Text section:
______________________________

Personal Security and Public Hygiene
Kuala Lumpur is safe enough to walk about at night, especially in the city areas where the crowds do not subside even after midnight. However, thefts do occur, so leave valuables indoors or in the safe deposit facilities available at hotels and hostels. Pick-pocketing is a problem in crowded places such as Petaling Street or in public buses, so be careful with your wallet and passport. In case of an unfortunate event, call 999 for the police, 991 for Civil Defence, 994 for fire. Please keep an accessible list of these emergency numbers.
The best way to avoid thefts and pick-pocketing is to dress simply. Don't flaunt your valuables or cash. Keep a couple of fifties in your wallet with some spare change and the rest of your money elsewhere. Women should try to dress modestly - sleeveless tops are ok, walking around baring your midriff is not. Remember that Malaysia is an Islamic state.
Floods and landslides have occured in the past in Malaysia but the last time a natural disaster struck KL was the flash flood in 1971. Also, there are no fault lines in the vicinity so there is little need to worry about earthquakes.

______________________________

Extracted data:
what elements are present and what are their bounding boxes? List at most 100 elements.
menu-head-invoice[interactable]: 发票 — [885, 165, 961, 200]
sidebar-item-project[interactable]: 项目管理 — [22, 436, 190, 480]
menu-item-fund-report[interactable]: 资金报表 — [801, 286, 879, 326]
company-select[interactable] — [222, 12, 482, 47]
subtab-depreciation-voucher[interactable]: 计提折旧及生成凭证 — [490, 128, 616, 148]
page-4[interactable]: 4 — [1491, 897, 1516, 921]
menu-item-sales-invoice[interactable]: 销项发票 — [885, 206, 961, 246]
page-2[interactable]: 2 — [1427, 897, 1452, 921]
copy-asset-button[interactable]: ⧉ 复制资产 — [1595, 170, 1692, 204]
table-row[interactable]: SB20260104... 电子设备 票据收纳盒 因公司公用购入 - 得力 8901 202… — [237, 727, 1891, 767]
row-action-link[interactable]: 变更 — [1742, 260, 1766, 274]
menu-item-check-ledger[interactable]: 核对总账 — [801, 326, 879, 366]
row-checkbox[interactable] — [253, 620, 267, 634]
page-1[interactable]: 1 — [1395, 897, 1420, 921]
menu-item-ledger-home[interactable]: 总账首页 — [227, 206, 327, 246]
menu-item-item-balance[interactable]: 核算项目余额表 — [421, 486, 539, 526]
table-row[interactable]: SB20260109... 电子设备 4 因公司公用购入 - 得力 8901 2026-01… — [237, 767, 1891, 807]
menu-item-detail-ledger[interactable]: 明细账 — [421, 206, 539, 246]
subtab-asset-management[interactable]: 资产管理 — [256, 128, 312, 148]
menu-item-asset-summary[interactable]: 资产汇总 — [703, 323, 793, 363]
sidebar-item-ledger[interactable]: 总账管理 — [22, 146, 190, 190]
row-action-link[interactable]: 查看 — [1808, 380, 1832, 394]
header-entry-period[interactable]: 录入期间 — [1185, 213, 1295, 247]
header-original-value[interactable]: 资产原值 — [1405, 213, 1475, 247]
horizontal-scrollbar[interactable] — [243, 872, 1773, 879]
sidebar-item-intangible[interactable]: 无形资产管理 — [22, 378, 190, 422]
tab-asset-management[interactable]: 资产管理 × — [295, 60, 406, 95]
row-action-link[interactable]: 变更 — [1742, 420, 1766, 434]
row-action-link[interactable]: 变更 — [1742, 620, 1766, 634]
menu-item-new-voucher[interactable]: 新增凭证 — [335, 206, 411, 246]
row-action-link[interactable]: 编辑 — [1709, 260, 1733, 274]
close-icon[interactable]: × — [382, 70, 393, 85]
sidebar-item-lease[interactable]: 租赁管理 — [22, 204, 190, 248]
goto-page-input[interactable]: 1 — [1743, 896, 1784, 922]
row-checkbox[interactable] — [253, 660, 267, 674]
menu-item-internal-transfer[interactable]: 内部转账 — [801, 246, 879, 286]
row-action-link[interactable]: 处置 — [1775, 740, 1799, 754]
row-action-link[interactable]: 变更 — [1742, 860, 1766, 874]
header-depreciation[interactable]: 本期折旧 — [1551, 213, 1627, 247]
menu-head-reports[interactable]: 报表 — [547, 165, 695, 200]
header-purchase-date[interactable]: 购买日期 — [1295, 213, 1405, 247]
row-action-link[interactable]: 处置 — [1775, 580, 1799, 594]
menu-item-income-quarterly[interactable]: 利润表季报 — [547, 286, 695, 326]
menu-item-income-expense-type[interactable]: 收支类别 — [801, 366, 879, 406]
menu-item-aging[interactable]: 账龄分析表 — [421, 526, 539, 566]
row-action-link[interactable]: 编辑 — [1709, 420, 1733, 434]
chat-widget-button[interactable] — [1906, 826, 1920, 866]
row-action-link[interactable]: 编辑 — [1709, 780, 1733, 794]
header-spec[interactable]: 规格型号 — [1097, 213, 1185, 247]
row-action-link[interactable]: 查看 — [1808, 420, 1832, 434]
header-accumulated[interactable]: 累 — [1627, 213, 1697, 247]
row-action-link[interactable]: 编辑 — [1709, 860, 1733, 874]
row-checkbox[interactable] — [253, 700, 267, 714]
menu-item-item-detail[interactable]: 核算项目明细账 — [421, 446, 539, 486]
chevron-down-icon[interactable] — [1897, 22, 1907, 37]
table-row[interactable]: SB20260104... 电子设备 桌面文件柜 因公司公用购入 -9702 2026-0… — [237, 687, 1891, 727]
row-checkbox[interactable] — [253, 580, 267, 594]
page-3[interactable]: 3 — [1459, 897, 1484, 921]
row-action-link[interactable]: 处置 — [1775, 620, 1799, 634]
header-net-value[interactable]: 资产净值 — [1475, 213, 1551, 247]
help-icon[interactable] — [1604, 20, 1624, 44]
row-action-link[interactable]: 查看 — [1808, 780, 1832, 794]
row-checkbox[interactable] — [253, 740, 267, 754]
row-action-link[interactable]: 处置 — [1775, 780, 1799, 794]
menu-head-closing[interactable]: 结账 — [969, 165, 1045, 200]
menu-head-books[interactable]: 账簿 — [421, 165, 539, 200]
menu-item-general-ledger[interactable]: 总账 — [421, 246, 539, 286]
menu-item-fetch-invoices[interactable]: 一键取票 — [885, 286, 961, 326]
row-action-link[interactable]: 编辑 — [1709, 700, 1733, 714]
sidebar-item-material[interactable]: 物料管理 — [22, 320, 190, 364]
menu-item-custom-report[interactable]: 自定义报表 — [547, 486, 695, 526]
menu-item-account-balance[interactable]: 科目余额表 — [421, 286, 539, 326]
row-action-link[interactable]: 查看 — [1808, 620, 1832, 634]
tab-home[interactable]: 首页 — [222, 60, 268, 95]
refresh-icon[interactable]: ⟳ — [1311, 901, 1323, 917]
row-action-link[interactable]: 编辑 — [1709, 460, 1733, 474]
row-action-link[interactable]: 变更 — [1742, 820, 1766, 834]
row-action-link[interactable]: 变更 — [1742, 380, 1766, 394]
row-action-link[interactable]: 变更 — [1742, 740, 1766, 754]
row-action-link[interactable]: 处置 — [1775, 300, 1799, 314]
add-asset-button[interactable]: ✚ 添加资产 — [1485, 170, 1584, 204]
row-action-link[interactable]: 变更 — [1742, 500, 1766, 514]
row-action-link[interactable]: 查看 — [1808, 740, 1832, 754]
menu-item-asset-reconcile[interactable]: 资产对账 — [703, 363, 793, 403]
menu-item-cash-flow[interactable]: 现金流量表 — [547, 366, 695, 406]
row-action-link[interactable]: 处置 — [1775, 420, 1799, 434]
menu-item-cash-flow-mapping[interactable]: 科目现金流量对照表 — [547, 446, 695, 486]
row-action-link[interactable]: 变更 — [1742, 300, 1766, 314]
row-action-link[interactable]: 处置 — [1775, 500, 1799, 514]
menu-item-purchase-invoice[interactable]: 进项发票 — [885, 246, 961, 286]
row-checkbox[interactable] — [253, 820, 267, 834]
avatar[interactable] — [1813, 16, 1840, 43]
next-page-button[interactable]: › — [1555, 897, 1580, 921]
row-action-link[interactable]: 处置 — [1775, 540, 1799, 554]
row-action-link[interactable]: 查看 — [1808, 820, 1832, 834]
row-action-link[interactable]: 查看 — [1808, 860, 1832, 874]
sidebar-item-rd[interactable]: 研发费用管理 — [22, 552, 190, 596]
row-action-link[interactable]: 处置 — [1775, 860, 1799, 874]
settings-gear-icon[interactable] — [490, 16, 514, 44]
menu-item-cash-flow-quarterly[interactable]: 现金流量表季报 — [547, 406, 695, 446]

______________________________

Assigned task 1: Transcribe the Kuala Lumpur safety text from "Personal Security and" to "these emergency numbers.".
Assigned task 2: According to the Kuala Lumpur safety text, what was the last natural disaster to strike KL?
Assigned task 3: Continue the Kuala Lumpur safety text from its last sentence.
The records come from a separate source.

Written reply 1:
Personal Security and Public Hygiene
Kuala Lumpur is safe enough to walk about at night, especially in the city areas where the crowds do not subside even after midnight. However, thefts do occur, so leave valuables indoors or in the safe deposit facilities available at hotels and hostels. Pick-pocketing is a problem in crowded places such as Petaling Street or in public buses, so be careful with your wallet and passport. In case of an unfortunate event, call 999 for the police, 991 for Civil Defence, 994 for fire. Please keep an accessible list of these emergency numbers.

Written reply 2: The flash flood in 1971.

Written reply 3:
With the exception of Putrajaya, it is common to see litter or rubbish on the streets in Kuala Lumpur, and everyone pretty much litters freely. Public toilets, depending on where you are, range from disgustingly dirty to moderately clean to surprisingly impressive. Carry your own tissue paper and prepare to squat. You will need to pay a nominal fee, no more than 50 sen, for using public toilets. Malaysians are used to drinking tap water, but we highly recommend that you purchase bottles of mineral water for your personal consumption.
A number of tropical illnesses are prevalent in Malaysia. It is recommended that travellers seek medical advice regarding before travelling and purchase medical insurance.
Dengue fever, which has no vaccination or immunisation, is common in Malaysia. Dengue fever is spread by the Aedes Aegypti mosquito. The tropical climate of Malaysia makes it an ideal breeding ground for mosquitoes. With proper treatment, a person with dengue fever can recover after 10 days. More severe forms of the illness are dengue haemorrhagic fever and dengue shock syndrome, which can be fatal. Anyone suspected of infection should seek medical treatment as soon as possible.
Heat exhaustion or heat stroke is a common ailment among visitors to Malaysia, especially if they come from temperate countries where the heat is not as intense. Be sure to drink enough water, as the warm and humid weather can cause dehydration. Severe dehydration can lead to heat exhaustion or sunstroke. Limit your exposure to the sun, use sunscreen liberally, consume sufficient liquids, avoid strenuous activities and wear a hat when going outdoors.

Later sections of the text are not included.